§ Short problem:
Your task is to repeat the listing exactly.

§ Task material:
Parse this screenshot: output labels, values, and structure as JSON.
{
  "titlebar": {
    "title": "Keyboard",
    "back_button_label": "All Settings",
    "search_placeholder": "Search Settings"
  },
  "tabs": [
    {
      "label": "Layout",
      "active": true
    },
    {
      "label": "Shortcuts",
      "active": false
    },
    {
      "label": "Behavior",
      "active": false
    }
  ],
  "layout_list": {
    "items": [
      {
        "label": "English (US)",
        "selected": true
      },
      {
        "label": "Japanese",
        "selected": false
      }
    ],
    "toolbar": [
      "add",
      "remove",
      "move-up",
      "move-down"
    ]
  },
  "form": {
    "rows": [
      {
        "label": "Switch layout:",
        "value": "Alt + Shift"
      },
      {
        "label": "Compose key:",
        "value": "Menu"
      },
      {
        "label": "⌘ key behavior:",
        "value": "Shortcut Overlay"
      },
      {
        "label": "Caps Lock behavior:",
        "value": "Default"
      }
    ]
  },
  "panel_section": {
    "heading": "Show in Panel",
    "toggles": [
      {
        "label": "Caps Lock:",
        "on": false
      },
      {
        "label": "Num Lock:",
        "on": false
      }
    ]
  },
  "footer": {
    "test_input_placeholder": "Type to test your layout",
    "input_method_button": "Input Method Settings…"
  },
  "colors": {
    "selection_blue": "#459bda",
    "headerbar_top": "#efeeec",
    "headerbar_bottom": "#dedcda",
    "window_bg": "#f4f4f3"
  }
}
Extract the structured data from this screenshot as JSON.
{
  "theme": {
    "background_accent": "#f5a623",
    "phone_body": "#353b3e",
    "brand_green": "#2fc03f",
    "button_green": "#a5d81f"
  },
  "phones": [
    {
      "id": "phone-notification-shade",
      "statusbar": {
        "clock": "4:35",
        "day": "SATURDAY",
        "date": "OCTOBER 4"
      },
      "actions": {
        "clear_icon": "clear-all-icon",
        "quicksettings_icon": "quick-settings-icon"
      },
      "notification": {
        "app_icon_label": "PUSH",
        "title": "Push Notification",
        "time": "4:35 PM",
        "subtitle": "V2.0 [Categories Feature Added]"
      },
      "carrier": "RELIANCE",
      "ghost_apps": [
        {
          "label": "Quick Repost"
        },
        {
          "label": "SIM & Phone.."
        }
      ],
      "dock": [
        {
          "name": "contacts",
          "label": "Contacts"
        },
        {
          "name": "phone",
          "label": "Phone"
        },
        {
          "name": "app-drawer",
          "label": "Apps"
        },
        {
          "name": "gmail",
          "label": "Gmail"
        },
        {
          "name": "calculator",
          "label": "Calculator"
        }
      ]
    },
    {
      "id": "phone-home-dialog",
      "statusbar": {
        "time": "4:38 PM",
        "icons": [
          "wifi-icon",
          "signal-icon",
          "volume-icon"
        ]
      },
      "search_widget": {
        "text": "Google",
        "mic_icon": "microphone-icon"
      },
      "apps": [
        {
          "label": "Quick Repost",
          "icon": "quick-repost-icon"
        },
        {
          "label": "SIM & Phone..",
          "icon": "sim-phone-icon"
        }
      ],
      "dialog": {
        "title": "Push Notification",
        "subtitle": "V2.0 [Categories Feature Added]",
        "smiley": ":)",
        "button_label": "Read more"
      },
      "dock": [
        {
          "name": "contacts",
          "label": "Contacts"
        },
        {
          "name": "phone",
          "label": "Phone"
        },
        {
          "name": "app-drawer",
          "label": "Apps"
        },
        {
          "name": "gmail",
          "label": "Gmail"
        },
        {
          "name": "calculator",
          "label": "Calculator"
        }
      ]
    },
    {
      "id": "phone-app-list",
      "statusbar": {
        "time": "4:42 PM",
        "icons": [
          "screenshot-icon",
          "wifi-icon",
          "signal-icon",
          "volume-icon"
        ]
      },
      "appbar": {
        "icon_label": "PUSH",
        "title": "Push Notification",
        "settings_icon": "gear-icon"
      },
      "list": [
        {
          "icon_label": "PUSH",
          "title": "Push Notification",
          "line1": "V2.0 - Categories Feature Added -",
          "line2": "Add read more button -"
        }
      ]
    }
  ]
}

§ Completed task:
Parse this screenshot: output labels, values, and structure as JSON.
{
  "titlebar": {
    "title": "Keyboard",
    "back_button_label": "All Settings",
    "search_placeholder": "Search Settings"
  },
  "tabs": [
    {
      "label": "Layout",
      "active": true
    },
    {
      "label": "Shortcuts",
      "active": false
    },
    {
      "label": "Behavior",
      "active": false
    }
  ],
  "layout_list": {
    "items": [
      {
        "label": "English (US)",
        "selected": true
      },
      {
        "label": "Japanese",
        "selected": false
      }
    ],
    "toolbar": [
      "add",
      "remove",
      "move-up",
      "move-down"
    ]
  },
  "form": {
    "rows": [
      {
        "label": "Switch layout:",
        "value": "Alt + Shift"
      },
      {
        "label": "Compose key:",
        "value": "Menu"
      },
      {
        "label": "⌘ key behavior:",
        "value": "Shortcut Overlay"
      },
      {
        "label": "Caps Lock behavior:",
        "value": "Default"
      }
    ]
  },
  "panel_section": {
    "heading": "Show in Panel",
    "toggles": [
      {
        "label": "Caps Lock:",
        "on": false
      },
      {
        "label": "Num Lock:",
        "on": false
      }
    ]
  },
  "footer": {
    "test_input_placeholder": "Type to test your layout",
    "input_method_button": "Input Method Settings…"
  },
  "colors": {
    "selection_blue": "#459bda",
    "headerbar_top": "#efeeec",
    "headerbar_bottom": "#dedcda",
    "window_bg": "#f4f4f3"
  }
}
Extract the structured data from this screenshot as JSON.
{
  "theme": {
    "background_accent": "#f5a623",
    "phone_body": "#353b3e",
    "brand_green": "#2fc03f",
    "button_green": "#a5d81f"
  },
  "phones": [
    {
      "id": "phone-notification-shade",
      "statusbar": {
        "clock": "4:35",
        "day": "SATURDAY",
        "date": "OCTOBER 4"
      },
      "actions": {
        "clear_icon": "clear-all-icon",
        "quicksettings_icon": "quick-settings-icon"
      },
      "notification": {
        "app_icon_label": "PUSH",
        "title": "Push Notification",
        "time": "4:35 PM",
        "subtitle": "V2.0 [Categories Feature Added]"
      },
      "carrier": "RELIANCE",
      "ghost_apps": [
        {
          "label": "Quick Repost"
        },
        {
          "label": "SIM & Phone.."
        }
      ],
      "dock": [
        {
          "name": "contacts",
          "label": "Contacts"
        },
        {
          "name": "phone",
          "label": "Phone"
        },
        {
          "name": "app-drawer",
          "label": "Apps"
        },
        {
          "name": "gmail",
          "label": "Gmail"
        },
        {
          "name": "calculator",
          "label": "Calculator"
        }
      ]
    },
    {
      "id": "phone-home-dialog",
      "statusbar": {
        "time": "4:38 PM",
        "icons": [
          "wifi-icon",
          "signal-icon",
          "volume-icon"
        ]
      },
      "search_widget": {
        "text": "Google",
        "mic_icon": "microphone-icon"
      },
      "apps": [
        {
          "label": "Quick Repost",
          "icon": "quick-repost-icon"
        },
        {
          "label": "SIM & Phone..",
          "icon": "sim-phone-icon"
        }
      ],
      "dialog": {
        "title": "Push Notification",
        "subtitle": "V2.0 [Categories Feature Added]",
        "smiley": ":)",
        "button_label": "Read more"
      },
      "dock": [
        {
          "name": "contacts",
          "label": "Contacts"
        },
        {
          "name": "phone",
          "label": "Phone"
        },
        {
          "name": "app-drawer",
          "label": "Apps"
        },
        {
          "name": "gmail",
          "label": "Gmail"
        },
        {
          "name": "calculator",
          "label": "Calculator"
        }
      ]
    },
    {
      "id": "phone-app-list",
      "statusbar": {
        "time": "4:42 PM",
        "icons": [
          "screenshot-icon",
          "wifi-icon",
          "signal-icon",
          "volume-icon"
        ]
      },
      "appbar": {
        "icon_label": "PUSH",
        "title": "Push Notification",
        "settings_icon": "gear-icon"
      },
      "list": [
        {
          "icon_label": "PUSH",
          "title": "Push Notification",
          "line1": "V2.0 - Categories Feature Added -",
          "line2": "Add read more button -"
        }
      ]
    }
  ]
}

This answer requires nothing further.